■ Problem description: Locate each line holding the string "四个图形中选出最合适的一个" and copy it.

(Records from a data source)

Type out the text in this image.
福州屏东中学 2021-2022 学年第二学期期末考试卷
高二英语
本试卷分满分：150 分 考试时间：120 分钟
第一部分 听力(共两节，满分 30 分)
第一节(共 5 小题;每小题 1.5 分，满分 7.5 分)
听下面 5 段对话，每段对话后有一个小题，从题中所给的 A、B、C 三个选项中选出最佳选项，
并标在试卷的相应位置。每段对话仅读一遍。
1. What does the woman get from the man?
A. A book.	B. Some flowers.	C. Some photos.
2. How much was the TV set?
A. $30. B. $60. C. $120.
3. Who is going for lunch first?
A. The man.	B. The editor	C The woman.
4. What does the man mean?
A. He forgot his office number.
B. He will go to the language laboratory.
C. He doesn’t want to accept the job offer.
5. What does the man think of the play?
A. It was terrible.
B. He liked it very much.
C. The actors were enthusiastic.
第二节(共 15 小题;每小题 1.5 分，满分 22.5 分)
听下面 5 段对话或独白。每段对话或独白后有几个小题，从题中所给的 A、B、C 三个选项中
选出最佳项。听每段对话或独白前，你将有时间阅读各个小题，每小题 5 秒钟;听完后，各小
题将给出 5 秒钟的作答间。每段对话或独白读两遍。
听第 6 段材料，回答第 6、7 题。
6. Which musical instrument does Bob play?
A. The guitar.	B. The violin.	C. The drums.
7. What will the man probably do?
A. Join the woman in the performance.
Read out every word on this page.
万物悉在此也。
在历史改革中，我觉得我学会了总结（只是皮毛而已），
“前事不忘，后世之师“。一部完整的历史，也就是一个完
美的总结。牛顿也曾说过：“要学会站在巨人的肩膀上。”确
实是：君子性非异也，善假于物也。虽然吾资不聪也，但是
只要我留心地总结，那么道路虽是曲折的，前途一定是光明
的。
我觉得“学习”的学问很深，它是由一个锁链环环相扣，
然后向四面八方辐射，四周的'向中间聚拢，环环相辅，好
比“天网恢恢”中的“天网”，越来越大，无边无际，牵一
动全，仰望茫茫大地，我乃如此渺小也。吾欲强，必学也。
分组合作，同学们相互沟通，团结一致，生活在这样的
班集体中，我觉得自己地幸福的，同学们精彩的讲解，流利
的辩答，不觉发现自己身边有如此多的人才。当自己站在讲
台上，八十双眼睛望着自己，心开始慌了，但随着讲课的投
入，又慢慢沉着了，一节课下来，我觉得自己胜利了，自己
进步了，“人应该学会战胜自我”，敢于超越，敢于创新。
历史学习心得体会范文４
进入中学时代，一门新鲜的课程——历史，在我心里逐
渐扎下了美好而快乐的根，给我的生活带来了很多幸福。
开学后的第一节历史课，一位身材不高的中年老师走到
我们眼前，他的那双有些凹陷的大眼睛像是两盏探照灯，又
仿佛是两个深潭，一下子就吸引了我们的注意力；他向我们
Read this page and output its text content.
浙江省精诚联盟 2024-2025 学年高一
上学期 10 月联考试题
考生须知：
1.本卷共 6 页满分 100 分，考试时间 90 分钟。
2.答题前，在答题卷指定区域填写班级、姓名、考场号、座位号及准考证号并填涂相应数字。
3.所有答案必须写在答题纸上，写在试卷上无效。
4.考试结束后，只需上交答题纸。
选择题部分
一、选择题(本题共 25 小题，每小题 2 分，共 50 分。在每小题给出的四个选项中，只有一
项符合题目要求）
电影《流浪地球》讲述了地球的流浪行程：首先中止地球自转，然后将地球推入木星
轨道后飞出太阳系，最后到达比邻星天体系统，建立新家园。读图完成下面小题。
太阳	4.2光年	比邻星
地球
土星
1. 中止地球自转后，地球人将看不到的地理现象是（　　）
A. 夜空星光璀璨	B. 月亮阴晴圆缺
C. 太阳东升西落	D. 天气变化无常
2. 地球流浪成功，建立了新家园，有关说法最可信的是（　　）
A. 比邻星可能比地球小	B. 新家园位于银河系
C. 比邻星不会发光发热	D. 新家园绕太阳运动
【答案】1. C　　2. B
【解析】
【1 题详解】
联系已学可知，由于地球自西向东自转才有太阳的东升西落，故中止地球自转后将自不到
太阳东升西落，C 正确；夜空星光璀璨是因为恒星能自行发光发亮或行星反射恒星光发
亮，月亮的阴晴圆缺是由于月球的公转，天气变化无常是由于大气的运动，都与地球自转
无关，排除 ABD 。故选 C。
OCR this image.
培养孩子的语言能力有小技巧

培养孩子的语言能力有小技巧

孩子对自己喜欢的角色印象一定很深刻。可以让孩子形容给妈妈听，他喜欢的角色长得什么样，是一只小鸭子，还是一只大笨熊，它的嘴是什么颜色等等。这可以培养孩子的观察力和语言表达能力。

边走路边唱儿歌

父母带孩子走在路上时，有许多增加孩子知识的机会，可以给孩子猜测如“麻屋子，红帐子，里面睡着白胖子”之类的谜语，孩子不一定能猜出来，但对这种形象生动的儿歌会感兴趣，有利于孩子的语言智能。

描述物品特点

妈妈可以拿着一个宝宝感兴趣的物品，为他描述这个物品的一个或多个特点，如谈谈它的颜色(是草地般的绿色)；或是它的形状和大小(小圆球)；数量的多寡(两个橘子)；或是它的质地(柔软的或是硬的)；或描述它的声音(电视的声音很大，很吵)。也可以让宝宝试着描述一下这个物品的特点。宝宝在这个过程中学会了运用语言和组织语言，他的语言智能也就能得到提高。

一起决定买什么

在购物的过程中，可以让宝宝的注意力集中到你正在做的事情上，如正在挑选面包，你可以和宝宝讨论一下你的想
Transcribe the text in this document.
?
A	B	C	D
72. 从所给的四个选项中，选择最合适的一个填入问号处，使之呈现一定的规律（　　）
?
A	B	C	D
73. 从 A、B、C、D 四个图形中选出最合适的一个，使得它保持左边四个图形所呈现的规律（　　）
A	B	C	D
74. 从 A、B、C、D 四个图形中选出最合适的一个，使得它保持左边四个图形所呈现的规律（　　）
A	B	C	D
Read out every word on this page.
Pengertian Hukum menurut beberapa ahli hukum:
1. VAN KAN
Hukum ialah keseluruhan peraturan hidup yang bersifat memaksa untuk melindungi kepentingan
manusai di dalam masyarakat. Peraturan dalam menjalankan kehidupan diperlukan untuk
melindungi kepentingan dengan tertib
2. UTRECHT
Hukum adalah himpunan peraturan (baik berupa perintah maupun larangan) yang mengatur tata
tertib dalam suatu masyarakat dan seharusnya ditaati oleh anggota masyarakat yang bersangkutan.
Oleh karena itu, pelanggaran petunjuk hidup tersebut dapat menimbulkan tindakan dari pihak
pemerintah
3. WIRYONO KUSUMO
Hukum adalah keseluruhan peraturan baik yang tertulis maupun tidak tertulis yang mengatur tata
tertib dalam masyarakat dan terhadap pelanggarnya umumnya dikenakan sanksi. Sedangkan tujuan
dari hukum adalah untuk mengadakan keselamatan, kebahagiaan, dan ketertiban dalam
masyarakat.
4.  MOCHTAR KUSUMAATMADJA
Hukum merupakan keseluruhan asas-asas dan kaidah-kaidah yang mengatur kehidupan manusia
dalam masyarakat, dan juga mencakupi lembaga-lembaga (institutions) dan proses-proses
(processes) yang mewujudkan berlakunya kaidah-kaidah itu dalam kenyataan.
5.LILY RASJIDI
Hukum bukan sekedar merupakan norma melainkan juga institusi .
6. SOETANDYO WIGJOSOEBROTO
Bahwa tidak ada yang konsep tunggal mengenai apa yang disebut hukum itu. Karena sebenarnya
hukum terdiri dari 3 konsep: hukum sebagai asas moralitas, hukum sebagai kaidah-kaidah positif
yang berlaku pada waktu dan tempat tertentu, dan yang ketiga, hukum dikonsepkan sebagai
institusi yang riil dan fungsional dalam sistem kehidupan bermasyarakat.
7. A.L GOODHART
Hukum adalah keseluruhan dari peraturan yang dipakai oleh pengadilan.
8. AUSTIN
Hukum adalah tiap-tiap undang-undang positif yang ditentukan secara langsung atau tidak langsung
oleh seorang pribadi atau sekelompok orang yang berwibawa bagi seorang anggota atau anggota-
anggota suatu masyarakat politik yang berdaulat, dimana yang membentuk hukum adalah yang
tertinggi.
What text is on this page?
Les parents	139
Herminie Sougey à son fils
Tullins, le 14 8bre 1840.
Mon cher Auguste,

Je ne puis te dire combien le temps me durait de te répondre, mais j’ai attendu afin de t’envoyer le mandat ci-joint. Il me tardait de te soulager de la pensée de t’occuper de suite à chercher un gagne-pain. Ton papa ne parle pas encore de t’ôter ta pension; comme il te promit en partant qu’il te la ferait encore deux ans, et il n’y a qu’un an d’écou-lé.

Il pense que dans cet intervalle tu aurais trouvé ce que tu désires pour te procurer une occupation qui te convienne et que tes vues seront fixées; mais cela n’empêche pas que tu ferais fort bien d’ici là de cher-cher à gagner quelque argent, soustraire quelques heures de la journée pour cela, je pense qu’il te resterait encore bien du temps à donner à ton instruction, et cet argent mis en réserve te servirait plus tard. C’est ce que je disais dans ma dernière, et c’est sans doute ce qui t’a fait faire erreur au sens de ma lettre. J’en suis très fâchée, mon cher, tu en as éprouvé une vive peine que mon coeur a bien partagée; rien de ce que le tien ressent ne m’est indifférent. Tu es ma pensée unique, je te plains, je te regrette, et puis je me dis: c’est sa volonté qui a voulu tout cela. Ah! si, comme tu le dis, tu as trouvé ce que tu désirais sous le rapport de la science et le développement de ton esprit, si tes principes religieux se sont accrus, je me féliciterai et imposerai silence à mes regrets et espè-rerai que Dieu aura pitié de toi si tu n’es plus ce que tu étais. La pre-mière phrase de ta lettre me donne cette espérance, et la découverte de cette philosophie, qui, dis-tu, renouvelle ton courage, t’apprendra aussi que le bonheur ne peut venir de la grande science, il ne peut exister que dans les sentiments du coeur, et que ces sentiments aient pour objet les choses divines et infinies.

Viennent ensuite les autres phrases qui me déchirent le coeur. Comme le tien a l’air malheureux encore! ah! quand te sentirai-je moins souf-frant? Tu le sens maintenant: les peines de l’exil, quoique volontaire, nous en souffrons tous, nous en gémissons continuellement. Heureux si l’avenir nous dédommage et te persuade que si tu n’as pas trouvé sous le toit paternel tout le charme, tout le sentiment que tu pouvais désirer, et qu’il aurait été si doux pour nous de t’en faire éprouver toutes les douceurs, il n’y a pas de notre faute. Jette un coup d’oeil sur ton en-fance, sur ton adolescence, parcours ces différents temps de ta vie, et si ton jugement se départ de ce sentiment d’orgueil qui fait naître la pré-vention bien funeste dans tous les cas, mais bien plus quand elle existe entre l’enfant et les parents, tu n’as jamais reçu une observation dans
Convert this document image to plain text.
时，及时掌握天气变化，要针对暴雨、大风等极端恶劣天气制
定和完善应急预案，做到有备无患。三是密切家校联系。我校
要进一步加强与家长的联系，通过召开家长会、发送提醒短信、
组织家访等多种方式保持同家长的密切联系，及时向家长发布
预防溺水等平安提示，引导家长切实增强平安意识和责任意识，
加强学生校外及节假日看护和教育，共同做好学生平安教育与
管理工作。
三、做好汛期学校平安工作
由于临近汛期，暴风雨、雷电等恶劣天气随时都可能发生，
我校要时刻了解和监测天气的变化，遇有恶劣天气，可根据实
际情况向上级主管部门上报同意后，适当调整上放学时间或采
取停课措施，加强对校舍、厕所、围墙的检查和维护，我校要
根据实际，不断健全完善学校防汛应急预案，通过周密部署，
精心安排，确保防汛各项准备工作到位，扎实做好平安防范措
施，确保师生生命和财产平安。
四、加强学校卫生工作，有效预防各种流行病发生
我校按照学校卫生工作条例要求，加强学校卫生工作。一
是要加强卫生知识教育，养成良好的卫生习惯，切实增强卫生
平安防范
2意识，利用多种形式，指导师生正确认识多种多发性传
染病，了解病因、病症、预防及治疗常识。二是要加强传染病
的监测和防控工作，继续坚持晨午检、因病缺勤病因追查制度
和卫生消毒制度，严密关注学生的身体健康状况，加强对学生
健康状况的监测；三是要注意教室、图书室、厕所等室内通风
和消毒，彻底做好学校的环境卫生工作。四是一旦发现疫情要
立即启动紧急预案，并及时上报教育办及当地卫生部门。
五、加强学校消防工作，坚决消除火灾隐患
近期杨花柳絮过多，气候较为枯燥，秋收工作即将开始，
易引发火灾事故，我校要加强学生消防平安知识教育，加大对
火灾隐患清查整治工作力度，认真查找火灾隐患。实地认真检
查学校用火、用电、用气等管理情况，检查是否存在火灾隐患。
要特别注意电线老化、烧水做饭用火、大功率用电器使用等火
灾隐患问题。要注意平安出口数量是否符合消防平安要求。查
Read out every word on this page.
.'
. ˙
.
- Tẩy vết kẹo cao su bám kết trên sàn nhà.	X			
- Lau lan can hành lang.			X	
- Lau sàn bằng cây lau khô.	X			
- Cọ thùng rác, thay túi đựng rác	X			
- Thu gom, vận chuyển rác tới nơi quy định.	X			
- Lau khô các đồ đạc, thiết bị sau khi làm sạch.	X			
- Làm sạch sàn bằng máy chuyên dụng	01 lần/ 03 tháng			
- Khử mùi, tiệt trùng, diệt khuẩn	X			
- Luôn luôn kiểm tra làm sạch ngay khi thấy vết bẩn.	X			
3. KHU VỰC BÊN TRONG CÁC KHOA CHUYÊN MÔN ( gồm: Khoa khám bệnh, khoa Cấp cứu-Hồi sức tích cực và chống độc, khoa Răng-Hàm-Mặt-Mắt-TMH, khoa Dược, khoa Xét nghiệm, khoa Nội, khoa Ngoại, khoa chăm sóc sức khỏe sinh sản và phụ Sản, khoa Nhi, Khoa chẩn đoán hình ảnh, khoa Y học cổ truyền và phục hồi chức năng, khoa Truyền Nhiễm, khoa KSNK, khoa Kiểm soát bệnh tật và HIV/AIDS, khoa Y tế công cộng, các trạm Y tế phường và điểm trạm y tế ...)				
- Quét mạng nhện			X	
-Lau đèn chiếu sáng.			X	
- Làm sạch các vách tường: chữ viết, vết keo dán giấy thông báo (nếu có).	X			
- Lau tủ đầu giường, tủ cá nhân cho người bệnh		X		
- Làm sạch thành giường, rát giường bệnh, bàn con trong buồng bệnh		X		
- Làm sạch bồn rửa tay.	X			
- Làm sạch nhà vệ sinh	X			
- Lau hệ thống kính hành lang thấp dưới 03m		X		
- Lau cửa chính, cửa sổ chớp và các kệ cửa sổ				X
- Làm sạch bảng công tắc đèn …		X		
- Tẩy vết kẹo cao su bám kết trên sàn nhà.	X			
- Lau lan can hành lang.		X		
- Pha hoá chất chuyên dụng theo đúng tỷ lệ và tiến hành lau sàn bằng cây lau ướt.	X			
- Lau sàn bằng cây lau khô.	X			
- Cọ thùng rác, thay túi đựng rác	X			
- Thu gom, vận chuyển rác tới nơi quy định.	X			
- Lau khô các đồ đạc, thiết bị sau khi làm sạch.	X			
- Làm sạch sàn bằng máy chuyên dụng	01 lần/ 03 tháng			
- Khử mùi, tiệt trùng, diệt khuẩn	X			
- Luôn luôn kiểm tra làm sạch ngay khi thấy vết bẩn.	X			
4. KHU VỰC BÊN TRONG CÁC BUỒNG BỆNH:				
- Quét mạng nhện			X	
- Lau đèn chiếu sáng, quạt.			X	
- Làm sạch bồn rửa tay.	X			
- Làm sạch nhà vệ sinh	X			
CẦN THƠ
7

■ Solved problem:
73. 从 A、B、C、D 四个图形中选出最合适的一个，使得它保持左边四个图形所呈现的规律（　　）
74. 从 A、B、C、D 四个图形中选出最合适的一个，使得它保持左边四个图形所呈现的规律（　　）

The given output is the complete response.